§ WHAT IS REQUIRED
Look through the records below and collect all lines that hold the string "this".
start ITEMS
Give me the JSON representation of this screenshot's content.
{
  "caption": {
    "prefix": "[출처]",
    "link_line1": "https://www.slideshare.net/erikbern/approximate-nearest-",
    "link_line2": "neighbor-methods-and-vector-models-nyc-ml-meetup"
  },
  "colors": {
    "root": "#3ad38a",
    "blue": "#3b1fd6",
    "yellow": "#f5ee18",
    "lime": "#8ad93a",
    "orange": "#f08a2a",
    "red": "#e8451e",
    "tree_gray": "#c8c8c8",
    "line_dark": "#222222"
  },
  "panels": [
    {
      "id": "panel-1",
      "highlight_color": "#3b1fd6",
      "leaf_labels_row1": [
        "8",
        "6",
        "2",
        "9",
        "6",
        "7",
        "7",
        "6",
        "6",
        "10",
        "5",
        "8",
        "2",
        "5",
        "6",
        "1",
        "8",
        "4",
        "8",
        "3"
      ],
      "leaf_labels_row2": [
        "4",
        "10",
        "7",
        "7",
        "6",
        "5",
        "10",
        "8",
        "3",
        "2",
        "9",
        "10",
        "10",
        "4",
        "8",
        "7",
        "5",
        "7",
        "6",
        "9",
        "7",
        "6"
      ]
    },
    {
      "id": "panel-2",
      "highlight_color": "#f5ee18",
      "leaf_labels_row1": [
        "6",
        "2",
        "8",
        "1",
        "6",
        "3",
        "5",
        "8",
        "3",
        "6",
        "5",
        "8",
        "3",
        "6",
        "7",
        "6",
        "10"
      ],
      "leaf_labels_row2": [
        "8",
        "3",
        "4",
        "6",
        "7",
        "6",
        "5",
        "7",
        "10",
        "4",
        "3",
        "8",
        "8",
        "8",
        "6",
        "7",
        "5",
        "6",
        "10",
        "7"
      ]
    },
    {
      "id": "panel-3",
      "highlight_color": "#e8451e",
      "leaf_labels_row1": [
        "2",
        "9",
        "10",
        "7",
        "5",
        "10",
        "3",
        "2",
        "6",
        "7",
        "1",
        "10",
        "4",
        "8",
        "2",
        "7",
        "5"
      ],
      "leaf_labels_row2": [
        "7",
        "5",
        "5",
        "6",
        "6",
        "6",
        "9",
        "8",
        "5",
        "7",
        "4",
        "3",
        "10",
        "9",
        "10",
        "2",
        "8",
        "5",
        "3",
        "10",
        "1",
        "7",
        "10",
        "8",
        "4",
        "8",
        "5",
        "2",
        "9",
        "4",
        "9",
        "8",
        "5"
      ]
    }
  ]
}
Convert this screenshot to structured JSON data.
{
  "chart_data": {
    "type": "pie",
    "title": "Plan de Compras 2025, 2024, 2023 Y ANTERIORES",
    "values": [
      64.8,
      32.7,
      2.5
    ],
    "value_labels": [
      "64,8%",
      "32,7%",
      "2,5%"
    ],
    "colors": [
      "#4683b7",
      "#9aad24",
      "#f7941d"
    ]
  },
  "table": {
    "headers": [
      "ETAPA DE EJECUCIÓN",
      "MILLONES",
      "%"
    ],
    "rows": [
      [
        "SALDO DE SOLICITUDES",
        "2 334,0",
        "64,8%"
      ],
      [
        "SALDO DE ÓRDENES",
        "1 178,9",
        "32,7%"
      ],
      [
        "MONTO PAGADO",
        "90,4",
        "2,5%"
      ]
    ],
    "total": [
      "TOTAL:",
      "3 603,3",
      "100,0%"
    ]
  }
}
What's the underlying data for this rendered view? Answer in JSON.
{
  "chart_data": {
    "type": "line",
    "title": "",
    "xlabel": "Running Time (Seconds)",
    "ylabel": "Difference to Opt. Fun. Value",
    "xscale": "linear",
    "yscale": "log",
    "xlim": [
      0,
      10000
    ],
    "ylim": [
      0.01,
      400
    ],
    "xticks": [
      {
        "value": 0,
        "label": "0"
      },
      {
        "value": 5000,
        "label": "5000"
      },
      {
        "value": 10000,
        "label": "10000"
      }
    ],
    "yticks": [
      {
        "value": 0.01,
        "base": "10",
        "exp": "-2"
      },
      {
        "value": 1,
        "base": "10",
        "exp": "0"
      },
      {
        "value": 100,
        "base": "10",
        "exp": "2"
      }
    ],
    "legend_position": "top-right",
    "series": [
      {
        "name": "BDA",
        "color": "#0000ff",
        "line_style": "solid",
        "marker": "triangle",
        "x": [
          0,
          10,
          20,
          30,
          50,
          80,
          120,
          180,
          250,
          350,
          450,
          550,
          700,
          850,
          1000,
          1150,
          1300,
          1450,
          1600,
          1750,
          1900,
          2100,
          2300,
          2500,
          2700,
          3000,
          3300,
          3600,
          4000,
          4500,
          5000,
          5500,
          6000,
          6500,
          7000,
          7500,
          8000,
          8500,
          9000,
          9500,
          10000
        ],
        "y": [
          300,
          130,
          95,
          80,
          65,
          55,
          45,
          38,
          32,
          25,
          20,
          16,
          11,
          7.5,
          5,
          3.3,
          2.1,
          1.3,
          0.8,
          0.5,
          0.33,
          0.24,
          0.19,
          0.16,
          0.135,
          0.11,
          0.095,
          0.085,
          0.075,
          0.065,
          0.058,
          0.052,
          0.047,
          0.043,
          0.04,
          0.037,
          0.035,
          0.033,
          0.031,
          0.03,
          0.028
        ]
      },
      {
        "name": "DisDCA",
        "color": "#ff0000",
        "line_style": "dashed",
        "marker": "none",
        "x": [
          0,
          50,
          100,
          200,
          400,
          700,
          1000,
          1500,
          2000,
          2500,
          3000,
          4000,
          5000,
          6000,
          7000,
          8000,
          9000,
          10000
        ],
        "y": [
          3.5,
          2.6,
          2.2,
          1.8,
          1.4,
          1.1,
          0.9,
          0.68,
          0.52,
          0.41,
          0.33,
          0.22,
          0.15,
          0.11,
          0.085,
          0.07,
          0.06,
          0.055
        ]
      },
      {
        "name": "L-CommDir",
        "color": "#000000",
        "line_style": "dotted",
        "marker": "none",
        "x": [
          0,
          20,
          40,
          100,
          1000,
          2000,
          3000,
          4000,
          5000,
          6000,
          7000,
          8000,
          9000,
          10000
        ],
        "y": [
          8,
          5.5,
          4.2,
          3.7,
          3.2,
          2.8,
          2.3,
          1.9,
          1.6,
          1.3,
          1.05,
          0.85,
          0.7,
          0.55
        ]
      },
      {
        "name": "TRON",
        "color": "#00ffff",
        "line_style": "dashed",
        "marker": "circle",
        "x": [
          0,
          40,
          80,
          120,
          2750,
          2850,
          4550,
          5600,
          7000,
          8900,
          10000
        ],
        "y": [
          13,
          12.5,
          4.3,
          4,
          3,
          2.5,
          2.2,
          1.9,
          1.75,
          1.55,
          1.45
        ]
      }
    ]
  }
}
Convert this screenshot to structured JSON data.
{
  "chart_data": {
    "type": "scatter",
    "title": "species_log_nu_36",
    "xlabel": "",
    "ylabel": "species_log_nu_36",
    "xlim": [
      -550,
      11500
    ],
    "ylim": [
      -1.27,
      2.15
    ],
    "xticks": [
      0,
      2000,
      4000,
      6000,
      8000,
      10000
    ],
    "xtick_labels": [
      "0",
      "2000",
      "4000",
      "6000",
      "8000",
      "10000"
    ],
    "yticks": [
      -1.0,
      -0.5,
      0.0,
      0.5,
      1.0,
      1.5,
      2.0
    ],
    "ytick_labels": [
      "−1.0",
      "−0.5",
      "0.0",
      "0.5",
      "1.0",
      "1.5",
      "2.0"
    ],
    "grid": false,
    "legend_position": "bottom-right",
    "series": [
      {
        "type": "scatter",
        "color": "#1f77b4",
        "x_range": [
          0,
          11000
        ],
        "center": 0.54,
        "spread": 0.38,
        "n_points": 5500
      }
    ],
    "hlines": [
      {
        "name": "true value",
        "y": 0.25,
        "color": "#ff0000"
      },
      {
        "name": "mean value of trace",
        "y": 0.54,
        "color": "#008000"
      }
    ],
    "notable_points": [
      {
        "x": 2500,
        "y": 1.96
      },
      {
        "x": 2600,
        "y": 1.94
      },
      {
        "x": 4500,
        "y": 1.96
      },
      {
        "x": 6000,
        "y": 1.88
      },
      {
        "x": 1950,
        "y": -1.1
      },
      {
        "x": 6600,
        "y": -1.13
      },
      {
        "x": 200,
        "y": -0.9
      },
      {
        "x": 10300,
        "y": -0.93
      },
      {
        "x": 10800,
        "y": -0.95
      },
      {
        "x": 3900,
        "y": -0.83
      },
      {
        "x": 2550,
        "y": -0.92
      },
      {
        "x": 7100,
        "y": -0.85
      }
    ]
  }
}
end ITEMS
§ FINAL RESULT
Give me the JSON representation of this screenshot's content.
Convert this screenshot to structured JSON data.
What's the underlying data for this rendered view? Answer in JSON.
Convert this screenshot to structured JSON data.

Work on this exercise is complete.